# Task material
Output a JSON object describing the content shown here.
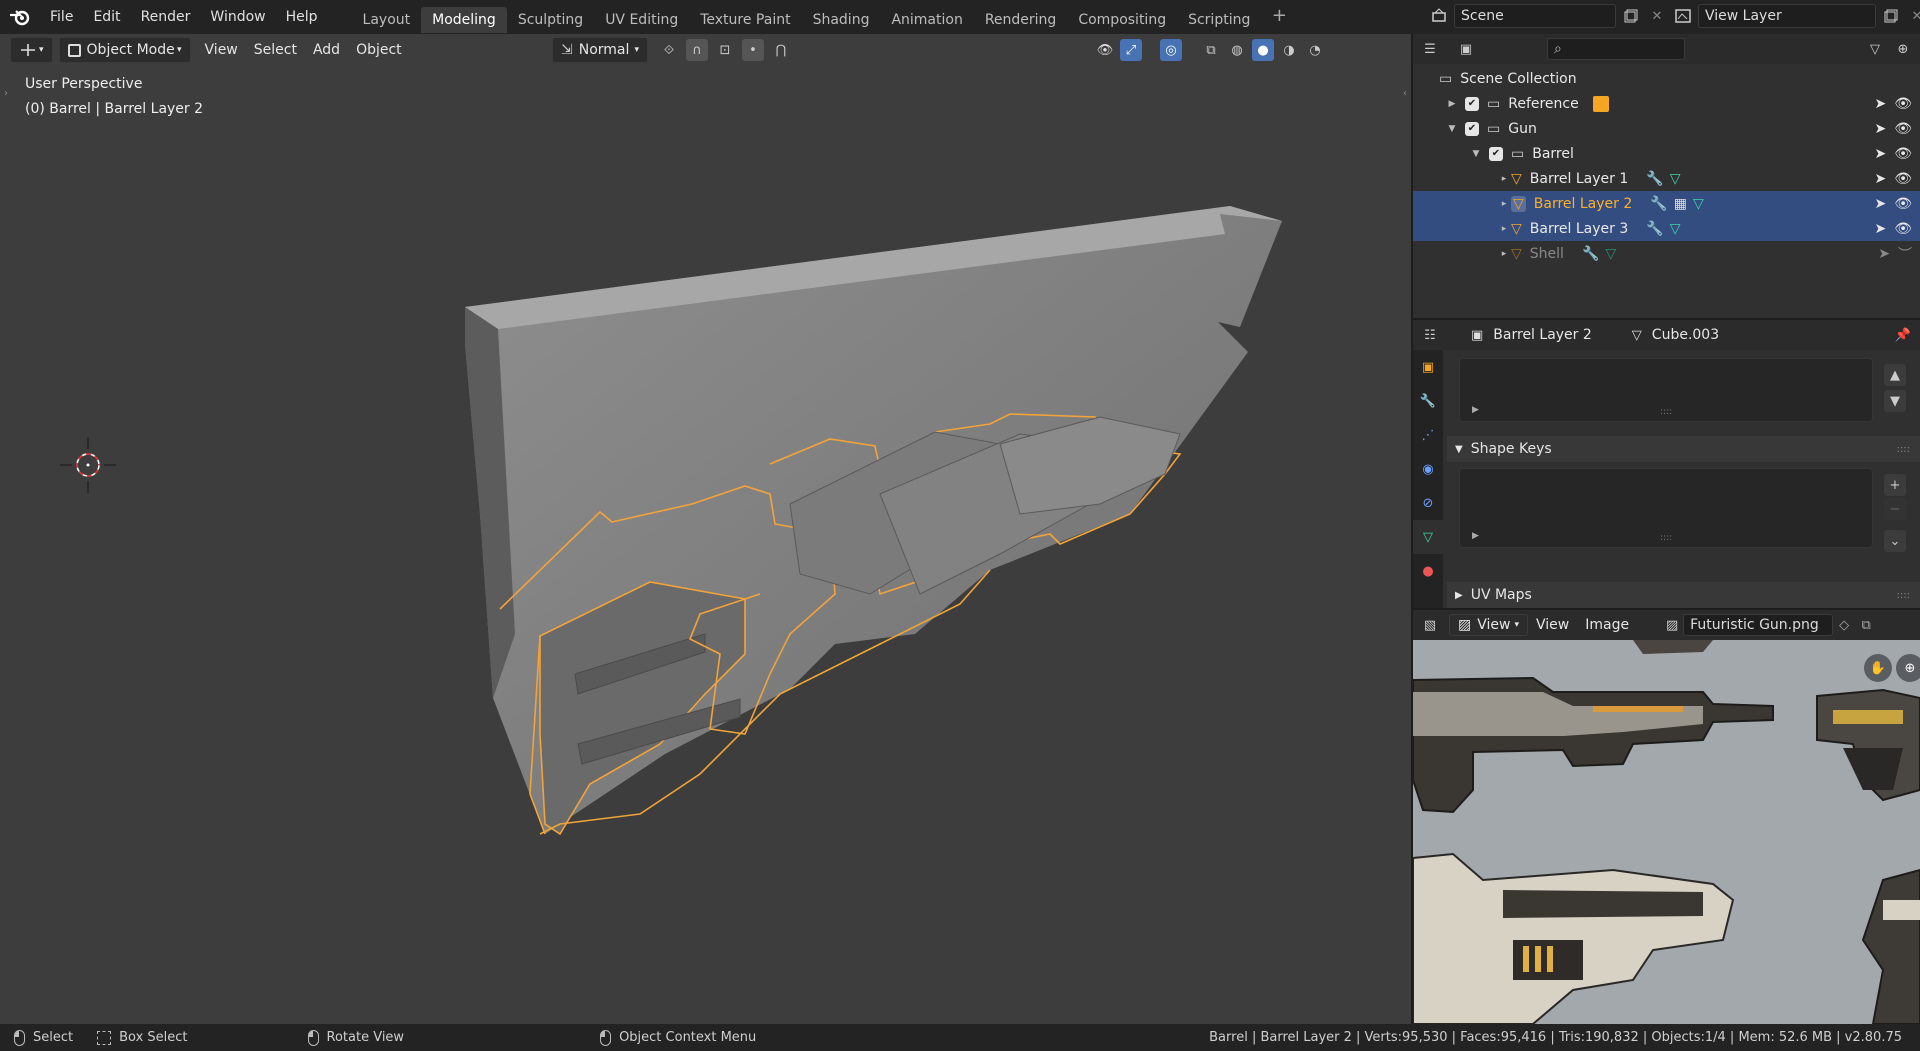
{
  "menu": [
    "File",
    "Edit",
    "Render",
    "Window",
    "Help"
  ],
  "workspaces": [
    "Layout",
    "Modeling",
    "Sculpting",
    "UV Editing",
    "Texture Paint",
    "Shading",
    "Animation",
    "Rendering",
    "Compositing",
    "Scripting"
  ],
  "active_workspace": "Modeling",
  "scene": {
    "name": "Scene",
    "view_layer": "View Layer"
  },
  "viewport": {
    "mode": "Object Mode",
    "menu": [
      "View",
      "Select",
      "Add",
      "Object"
    ],
    "orientation": "Normal",
    "overlay_line1": "User Perspective",
    "overlay_line2": "(0) Barrel | Barrel Layer 2"
  },
  "outliner": {
    "search_placeholder": "",
    "root": "Scene Collection",
    "rows": [
      {
        "label": "Reference",
        "depth": 1
      },
      {
        "label": "Gun",
        "depth": 1
      },
      {
        "label": "Barrel",
        "depth": 2
      },
      {
        "label": "Barrel Layer 1",
        "depth": 3
      },
      {
        "label": "Barrel Layer 2",
        "depth": 3,
        "active": true
      },
      {
        "label": "Barrel Layer 3",
        "depth": 3
      },
      {
        "label": "Shell",
        "depth": 3,
        "dim": true
      }
    ]
  },
  "properties": {
    "object": "Barrel Layer 2",
    "mesh": "Cube.003",
    "shape_keys": "Shape Keys",
    "uv_maps": "UV Maps"
  },
  "image_editor": {
    "menu": [
      "View",
      "View",
      "Image"
    ],
    "image": "Futuristic Gun.png"
  },
  "status": {
    "select": "Select",
    "box_select": "Box Select",
    "rotate": "Rotate View",
    "context": "Object Context Menu",
    "stats": "Barrel | Barrel Layer 2 | Verts:95,530 | Faces:95,416 | Tris:190,832 | Objects:1/4 | Mem: 52.6 MB | v2.80.75"
  },
  "colors": {
    "accent": "#f5a623",
    "selection": "#334d80",
    "active_text": "#ffaf29"
  }
}
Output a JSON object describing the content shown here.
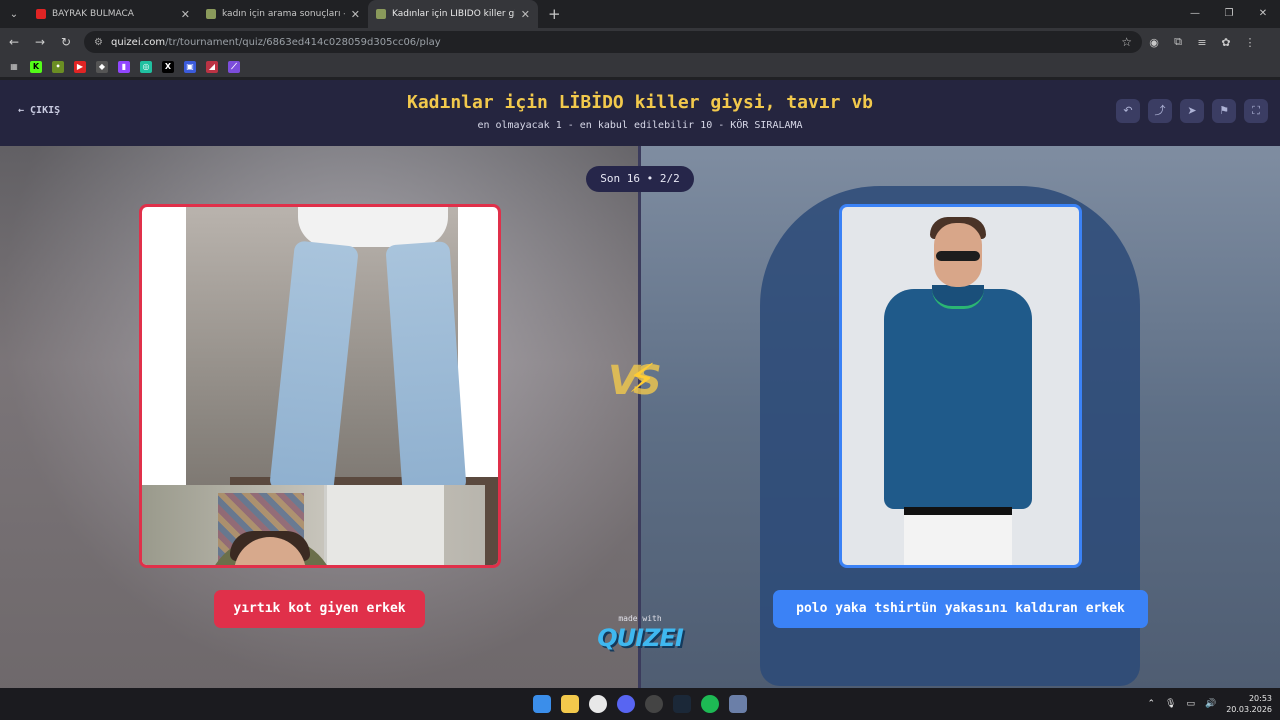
{
  "browser": {
    "tabs": [
      {
        "title": "BAYRAK BULMACA",
        "active": false,
        "fav_color": "#e02424"
      },
      {
        "title": "kadın için arama sonuçları - Qu",
        "active": false,
        "fav_color": "#8a9a5b"
      },
      {
        "title": "Kadınlar için LİBİDO killer giysi,",
        "active": true,
        "fav_color": "#8a9a5b"
      }
    ],
    "new_tab": "+",
    "url_domain": "quizei.com",
    "url_path": "/tr/tournament/quiz/6863ed414c028059d305cc06/play"
  },
  "header": {
    "exit_label": "ÇIKIŞ",
    "title": "Kadınlar için LİBİDO killer giysi, tavır vb",
    "subtitle": "en olmayacak 1 - en kabul edilebilir 10 - KÖR SIRALAMA"
  },
  "round": {
    "label": "Son 16 • 2/2"
  },
  "choices": {
    "left": {
      "label": "yırtık kot giyen erkek",
      "color": "#e0304a"
    },
    "right": {
      "label": "polo yaka tshirtün yakasını kaldıran erkek",
      "color": "#3b82f6"
    }
  },
  "vs_text": "VS",
  "footer": {
    "made_with": "made with",
    "logo": "QUIZEI"
  },
  "taskbar": {
    "time": "20:53",
    "date": "20.03.2026"
  }
}
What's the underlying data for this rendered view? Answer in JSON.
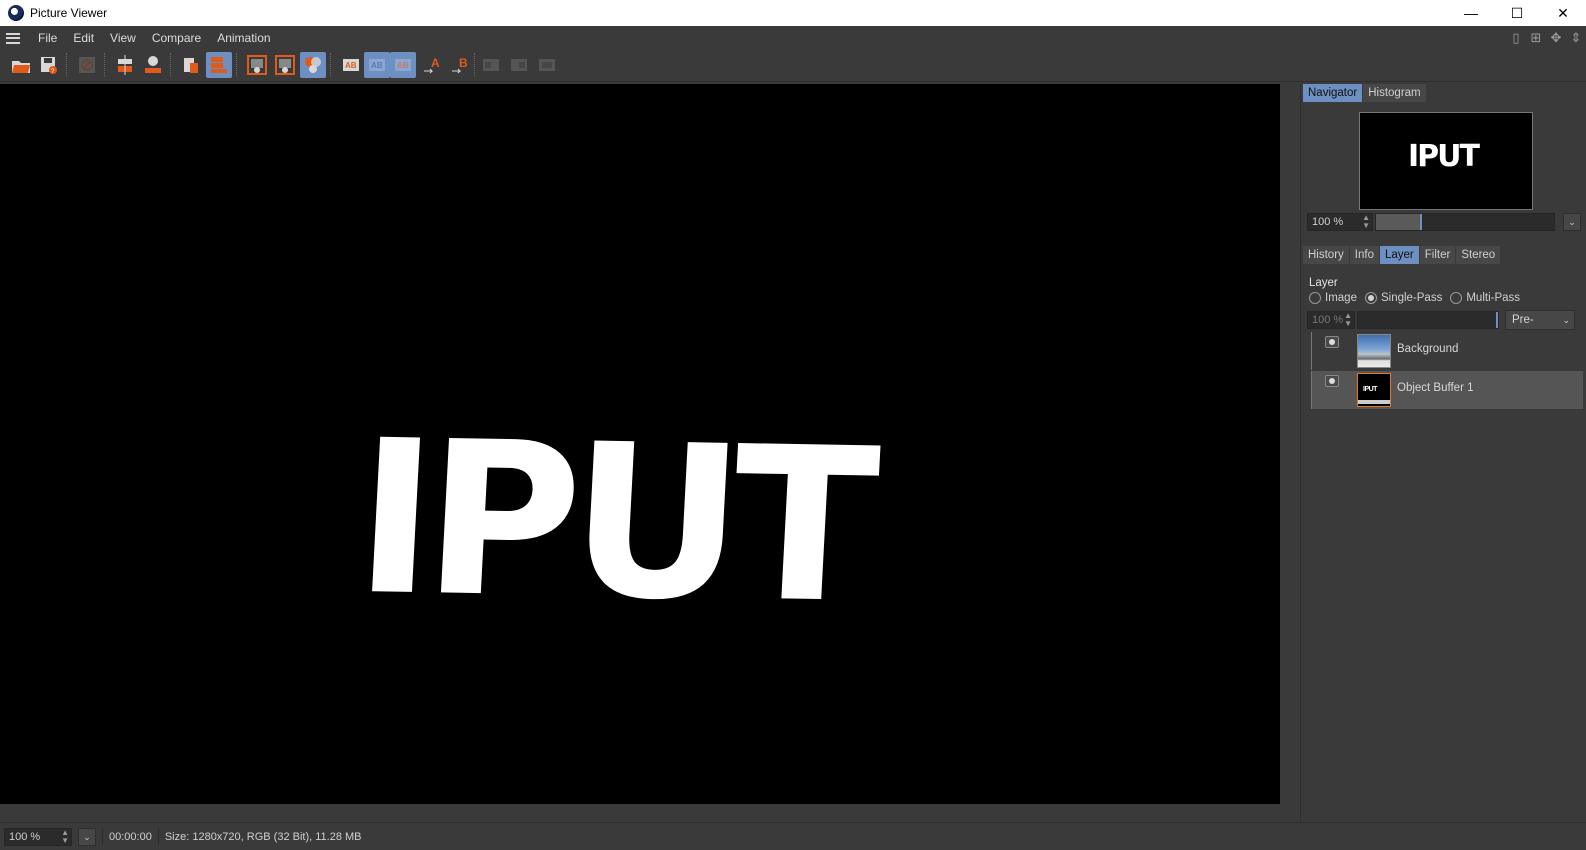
{
  "window": {
    "title": "Picture Viewer",
    "minimize": "—",
    "maximize": "☐",
    "close": "✕"
  },
  "menu": {
    "items": [
      "File",
      "Edit",
      "View",
      "Compare",
      "Animation"
    ]
  },
  "colors": {
    "accent": "#6e8fc2",
    "orange": "#e05a1a",
    "panel": "#3a3a3a"
  },
  "viewport": {
    "render_text": "IPUT"
  },
  "navigator": {
    "tabs": [
      "Navigator",
      "Histogram"
    ],
    "active_tab": "Navigator",
    "preview_text": "IPUT",
    "zoom": "100 %"
  },
  "panel_tabs": {
    "items": [
      "History",
      "Info",
      "Layer",
      "Filter",
      "Stereo"
    ],
    "active": "Layer"
  },
  "layer": {
    "section_label": "Layer",
    "modes": [
      "Image",
      "Single-Pass",
      "Multi-Pass"
    ],
    "selected_mode": "Single-Pass",
    "opacity": "100 %",
    "blend": "Pre-multiplied",
    "rows": [
      {
        "name": "Background"
      },
      {
        "name": "Object Buffer 1"
      }
    ]
  },
  "status": {
    "zoom": "100 %",
    "time": "00:00:00",
    "info": "Size: 1280x720, RGB (32 Bit), 11.28 MB"
  }
}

# The problem
Every line above should be returned exactly; the pictures stay out.

# Solution for this exercise
Output a JSON object describing the content shown here.
{
  "menu": [
    "File",
    "Edit",
    "Render",
    "Window",
    "Help"
  ],
  "workspaces": [
    "Layout",
    "Modeling",
    "Sculpting",
    "UV Editing",
    "Texture Paint",
    "Shading",
    "Animation",
    "Rendering",
    "Compositing",
    "Scripting"
  ],
  "active_workspace": "Modeling",
  "scene": {
    "name": "Scene",
    "view_layer": "View Layer"
  },
  "viewport": {
    "mode": "Object Mode",
    "menu": [
      "View",
      "Select",
      "Add",
      "Object"
    ],
    "orientation": "Normal",
    "overlay_line1": "User Perspective",
    "overlay_line2": "(0) Barrel | Barrel Layer 2"
  },
  "outliner": {
    "search_placeholder": "",
    "root": "Scene Collection",
    "rows": [
      {
        "label": "Reference",
        "depth": 1
      },
      {
        "label": "Gun",
        "depth": 1
      },
      {
        "label": "Barrel",
        "depth": 2
      },
      {
        "label": "Barrel Layer 1",
        "depth": 3
      },
      {
        "label": "Barrel Layer 2",
        "depth": 3,
        "active": true
      },
      {
        "label": "Barrel Layer 3",
        "depth": 3
      },
      {
        "label": "Shell",
        "depth": 3,
        "dim": true
      }
    ]
  },
  "properties": {
    "object": "Barrel Layer 2",
    "mesh": "Cube.003",
    "shape_keys": "Shape Keys",
    "uv_maps": "UV Maps"
  },
  "image_editor": {
    "menu": [
      "View",
      "View",
      "Image"
    ],
    "image": "Futuristic Gun.png"
  },
  "status": {
    "select": "Select",
    "box_select": "Box Select",
    "rotate": "Rotate View",
    "context": "Object Context Menu",
    "stats": "Barrel | Barrel Layer 2 | Verts:95,530 | Faces:95,416 | Tris:190,832 | Objects:1/4 | Mem: 52.6 MB | v2.80.75"
  },
  "colors": {
    "accent": "#f5a623",
    "selection": "#334d80",
    "active_text": "#ffaf29"
  }
}
Output a JSON object describing the content shown here.
{
  "browser": {
    "tabs": [
      {
        "title": "BAYRAK BULMACA",
        "active": false,
        "fav_color": "#e02424"
      },
      {
        "title": "kadın için arama sonuçları - Qu",
        "active": false,
        "fav_color": "#8a9a5b"
      },
      {
        "title": "Kadınlar için LİBİDO killer giysi,",
        "active": true,
        "fav_color": "#8a9a5b"
      }
    ],
    "new_tab": "+",
    "url_domain": "quizei.com",
    "url_path": "/tr/tournament/quiz/6863ed414c028059d305cc06/play"
  },
  "header": {
    "exit_label": "ÇIKIŞ",
    "title": "Kadınlar için LİBİDO killer giysi, tavır vb",
    "subtitle": "en olmayacak 1 - en kabul edilebilir 10 - KÖR SIRALAMA"
  },
  "round": {
    "label": "Son 16 • 2/2"
  },
  "choices": {
    "left": {
      "label": "yırtık kot giyen erkek",
      "color": "#e0304a"
    },
    "right": {
      "label": "polo yaka tshirtün yakasını kaldıran erkek",
      "color": "#3b82f6"
    }
  },
  "vs_text": "VS",
  "footer": {
    "made_with": "made with",
    "logo": "QUIZEI"
  },
  "taskbar": {
    "time": "20:53",
    "date": "20.03.2026"
  }
}
What's the underlying data for this rendered view? Answer in JSON.
{
  "window": {
    "title": "Picture Viewer",
    "minimize": "—",
    "maximize": "☐",
    "close": "✕"
  },
  "menu": {
    "items": [
      "File",
      "Edit",
      "View",
      "Compare",
      "Animation"
    ]
  },
  "colors": {
    "accent": "#6e8fc2",
    "orange": "#e05a1a",
    "panel": "#3a3a3a"
  },
  "viewport": {
    "render_text": "IPUT"
  },
  "navigator": {
    "tabs": [
      "Navigator",
      "Histogram"
    ],
    "active_tab": "Navigator",
    "preview_text": "IPUT",
    "zoom": "100 %"
  },
  "panel_tabs": {
    "items": [
      "History",
      "Info",
      "Layer",
      "Filter",
      "Stereo"
    ],
    "active": "Layer"
  },
  "layer": {
    "section_label": "Layer",
    "modes": [
      "Image",
      "Single-Pass",
      "Multi-Pass"
    ],
    "selected_mode": "Single-Pass",
    "opacity": "100 %",
    "blend": "Pre-multiplied",
    "rows": [
      {
        "name": "Background"
      },
      {
        "name": "Object Buffer 1"
      }
    ]
  },
  "status": {
    "zoom": "100 %",
    "time": "00:00:00",
    "info": "Size: 1280x720, RGB (32 Bit), 11.28 MB"
  }
}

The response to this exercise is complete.